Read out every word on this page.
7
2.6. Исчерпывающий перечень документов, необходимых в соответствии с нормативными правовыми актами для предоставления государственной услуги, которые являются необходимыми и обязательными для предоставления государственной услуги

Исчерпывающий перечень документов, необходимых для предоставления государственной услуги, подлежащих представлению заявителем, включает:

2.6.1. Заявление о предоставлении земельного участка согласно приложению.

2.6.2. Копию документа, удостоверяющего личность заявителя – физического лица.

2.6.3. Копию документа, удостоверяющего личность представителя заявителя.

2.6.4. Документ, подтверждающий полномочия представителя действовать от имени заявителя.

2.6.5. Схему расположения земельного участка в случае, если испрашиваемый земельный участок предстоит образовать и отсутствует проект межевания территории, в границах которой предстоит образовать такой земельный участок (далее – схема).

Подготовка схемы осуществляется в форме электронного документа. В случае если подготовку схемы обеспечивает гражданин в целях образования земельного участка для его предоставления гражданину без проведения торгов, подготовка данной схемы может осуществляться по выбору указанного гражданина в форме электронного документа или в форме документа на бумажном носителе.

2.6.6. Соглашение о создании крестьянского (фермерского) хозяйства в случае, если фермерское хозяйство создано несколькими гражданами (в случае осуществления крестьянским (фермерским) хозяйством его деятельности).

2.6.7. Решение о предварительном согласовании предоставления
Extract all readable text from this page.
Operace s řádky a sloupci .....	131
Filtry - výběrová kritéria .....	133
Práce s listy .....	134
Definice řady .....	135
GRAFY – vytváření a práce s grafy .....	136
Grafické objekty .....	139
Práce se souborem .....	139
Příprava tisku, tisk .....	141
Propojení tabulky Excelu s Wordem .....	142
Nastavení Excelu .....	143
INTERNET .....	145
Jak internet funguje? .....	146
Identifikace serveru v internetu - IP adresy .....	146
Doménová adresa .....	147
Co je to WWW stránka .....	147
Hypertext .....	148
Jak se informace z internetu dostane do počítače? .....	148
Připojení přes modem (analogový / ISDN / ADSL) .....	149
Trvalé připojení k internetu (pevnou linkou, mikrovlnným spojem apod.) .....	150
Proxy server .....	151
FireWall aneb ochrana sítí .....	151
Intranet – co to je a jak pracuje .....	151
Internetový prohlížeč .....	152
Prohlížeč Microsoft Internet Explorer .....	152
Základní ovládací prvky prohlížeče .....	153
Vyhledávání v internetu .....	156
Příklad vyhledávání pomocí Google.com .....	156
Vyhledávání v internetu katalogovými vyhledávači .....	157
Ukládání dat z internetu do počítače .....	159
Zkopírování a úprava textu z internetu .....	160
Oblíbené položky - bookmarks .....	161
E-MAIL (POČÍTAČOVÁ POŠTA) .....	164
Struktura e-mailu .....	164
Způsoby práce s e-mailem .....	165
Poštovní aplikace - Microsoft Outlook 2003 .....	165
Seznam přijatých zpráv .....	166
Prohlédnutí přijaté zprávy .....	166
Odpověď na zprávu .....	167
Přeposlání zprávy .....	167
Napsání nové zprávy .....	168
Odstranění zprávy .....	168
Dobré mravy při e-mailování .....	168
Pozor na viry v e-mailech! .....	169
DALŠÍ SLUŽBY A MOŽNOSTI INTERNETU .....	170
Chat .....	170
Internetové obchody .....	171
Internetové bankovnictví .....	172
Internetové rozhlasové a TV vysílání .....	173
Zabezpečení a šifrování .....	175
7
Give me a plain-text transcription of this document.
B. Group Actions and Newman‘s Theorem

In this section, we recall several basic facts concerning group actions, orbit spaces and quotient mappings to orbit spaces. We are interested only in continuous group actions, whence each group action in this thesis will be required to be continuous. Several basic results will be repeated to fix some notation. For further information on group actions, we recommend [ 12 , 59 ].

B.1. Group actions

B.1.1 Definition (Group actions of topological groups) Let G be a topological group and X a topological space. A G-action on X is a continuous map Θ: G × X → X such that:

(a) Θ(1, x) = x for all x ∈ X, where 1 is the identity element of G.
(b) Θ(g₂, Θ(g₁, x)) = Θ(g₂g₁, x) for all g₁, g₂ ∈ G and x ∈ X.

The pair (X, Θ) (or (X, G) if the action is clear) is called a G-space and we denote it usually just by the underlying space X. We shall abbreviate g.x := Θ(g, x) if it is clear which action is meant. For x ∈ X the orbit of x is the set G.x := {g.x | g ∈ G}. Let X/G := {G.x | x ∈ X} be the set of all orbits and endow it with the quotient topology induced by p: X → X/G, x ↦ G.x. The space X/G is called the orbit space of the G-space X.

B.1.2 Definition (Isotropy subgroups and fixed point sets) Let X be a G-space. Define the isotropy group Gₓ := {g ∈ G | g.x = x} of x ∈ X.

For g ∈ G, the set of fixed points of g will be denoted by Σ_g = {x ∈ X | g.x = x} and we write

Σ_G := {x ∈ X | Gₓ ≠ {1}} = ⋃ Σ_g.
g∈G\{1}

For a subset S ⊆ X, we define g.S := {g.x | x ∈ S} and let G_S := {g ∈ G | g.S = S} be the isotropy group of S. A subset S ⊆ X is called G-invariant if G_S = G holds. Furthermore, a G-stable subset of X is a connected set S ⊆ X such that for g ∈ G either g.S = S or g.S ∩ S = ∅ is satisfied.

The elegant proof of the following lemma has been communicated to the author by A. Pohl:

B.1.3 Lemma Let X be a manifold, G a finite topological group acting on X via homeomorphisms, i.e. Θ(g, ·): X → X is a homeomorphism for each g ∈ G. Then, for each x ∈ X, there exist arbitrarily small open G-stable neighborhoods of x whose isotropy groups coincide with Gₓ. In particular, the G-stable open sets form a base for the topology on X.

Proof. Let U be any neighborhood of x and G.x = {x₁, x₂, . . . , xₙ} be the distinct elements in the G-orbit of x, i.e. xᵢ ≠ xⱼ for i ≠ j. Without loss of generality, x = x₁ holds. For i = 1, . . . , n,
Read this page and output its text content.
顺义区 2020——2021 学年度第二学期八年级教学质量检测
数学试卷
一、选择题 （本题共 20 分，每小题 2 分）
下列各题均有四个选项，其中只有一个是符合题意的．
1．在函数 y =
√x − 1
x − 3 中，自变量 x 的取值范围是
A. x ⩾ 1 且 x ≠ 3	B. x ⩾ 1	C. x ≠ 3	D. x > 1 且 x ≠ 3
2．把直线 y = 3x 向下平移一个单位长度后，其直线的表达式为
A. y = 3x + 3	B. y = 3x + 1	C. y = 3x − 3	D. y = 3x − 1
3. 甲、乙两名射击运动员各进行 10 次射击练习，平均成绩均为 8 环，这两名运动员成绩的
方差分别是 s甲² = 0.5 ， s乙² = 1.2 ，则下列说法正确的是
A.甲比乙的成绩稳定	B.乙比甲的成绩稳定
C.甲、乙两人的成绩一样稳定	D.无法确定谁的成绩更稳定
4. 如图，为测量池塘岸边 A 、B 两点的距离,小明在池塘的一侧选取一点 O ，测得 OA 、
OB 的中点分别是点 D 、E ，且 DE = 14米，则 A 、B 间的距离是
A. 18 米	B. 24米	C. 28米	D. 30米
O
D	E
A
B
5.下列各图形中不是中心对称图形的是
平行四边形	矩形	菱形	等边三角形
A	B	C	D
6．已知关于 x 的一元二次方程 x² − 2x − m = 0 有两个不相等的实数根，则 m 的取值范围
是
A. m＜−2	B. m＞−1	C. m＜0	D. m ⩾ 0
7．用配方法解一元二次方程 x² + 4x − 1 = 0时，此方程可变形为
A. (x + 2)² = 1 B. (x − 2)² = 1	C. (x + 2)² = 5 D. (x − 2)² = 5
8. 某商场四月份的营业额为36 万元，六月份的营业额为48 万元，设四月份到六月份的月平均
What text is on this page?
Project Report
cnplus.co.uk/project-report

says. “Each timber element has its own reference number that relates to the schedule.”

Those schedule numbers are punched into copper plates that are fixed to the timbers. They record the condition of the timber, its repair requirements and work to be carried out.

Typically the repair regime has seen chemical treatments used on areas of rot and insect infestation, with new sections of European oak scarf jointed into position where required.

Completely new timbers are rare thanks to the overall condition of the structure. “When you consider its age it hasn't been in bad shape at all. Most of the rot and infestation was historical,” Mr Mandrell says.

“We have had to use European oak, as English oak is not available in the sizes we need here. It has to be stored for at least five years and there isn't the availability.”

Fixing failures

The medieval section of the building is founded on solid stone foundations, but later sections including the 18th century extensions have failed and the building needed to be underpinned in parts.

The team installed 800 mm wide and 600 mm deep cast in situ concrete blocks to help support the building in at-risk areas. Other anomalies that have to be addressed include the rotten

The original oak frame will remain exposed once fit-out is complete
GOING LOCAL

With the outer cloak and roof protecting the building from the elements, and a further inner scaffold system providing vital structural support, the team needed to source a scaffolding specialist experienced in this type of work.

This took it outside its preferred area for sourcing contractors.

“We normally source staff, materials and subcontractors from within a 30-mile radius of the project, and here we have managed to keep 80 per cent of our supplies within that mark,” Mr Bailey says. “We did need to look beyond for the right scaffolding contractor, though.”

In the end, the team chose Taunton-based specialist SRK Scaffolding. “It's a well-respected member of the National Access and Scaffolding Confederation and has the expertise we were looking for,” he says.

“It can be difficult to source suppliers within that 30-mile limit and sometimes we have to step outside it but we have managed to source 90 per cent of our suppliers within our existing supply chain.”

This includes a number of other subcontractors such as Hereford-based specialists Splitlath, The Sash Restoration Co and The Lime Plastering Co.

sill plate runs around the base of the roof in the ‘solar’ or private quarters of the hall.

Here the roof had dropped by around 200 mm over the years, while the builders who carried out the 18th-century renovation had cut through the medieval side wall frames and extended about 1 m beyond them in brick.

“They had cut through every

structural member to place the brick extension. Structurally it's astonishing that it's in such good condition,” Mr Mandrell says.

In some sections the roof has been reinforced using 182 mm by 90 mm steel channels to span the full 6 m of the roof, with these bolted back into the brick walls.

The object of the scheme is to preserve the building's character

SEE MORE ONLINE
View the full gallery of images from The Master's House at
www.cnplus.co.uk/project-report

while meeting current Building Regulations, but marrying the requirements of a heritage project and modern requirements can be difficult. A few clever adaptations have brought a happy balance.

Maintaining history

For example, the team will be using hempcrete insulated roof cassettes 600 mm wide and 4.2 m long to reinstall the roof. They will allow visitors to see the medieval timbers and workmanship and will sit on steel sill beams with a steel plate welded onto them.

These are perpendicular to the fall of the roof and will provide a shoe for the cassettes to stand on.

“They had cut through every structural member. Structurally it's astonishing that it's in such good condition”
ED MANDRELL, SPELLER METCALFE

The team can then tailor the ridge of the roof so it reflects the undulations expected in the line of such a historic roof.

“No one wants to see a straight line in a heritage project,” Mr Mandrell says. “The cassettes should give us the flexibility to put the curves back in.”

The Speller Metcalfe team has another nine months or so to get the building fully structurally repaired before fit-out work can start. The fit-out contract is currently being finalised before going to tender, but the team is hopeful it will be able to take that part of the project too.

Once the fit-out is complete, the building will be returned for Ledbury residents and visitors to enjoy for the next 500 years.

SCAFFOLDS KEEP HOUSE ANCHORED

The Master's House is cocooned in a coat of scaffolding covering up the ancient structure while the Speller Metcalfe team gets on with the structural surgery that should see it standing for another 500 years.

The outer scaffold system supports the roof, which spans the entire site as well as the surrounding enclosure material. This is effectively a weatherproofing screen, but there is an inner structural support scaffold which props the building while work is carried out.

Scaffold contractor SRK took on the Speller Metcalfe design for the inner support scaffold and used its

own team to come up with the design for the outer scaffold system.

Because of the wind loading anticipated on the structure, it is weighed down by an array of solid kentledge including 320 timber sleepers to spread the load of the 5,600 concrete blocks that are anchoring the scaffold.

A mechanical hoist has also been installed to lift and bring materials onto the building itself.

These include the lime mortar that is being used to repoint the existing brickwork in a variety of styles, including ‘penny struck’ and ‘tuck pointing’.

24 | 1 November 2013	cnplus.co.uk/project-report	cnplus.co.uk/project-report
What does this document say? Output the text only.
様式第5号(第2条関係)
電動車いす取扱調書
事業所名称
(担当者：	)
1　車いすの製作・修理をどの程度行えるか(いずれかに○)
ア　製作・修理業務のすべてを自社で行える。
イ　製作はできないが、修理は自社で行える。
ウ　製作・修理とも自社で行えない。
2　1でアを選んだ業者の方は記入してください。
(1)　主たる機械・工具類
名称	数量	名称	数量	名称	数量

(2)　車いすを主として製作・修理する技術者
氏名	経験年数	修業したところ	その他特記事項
• • • • •
OBJECTIVE: Above are the records; copy every line in them that holds the word "heritage".

COMPLETE ANSWER:
while meeting current Building Regulations, but marrying the requirements of a heritage project and modern requirements can be difficult. A few clever adaptations have brought a happy balance.
“No one wants to see a straight line in a heritage project,” Mr Mandrell says. “The cassettes should give us the flexibility to put the curves back in.”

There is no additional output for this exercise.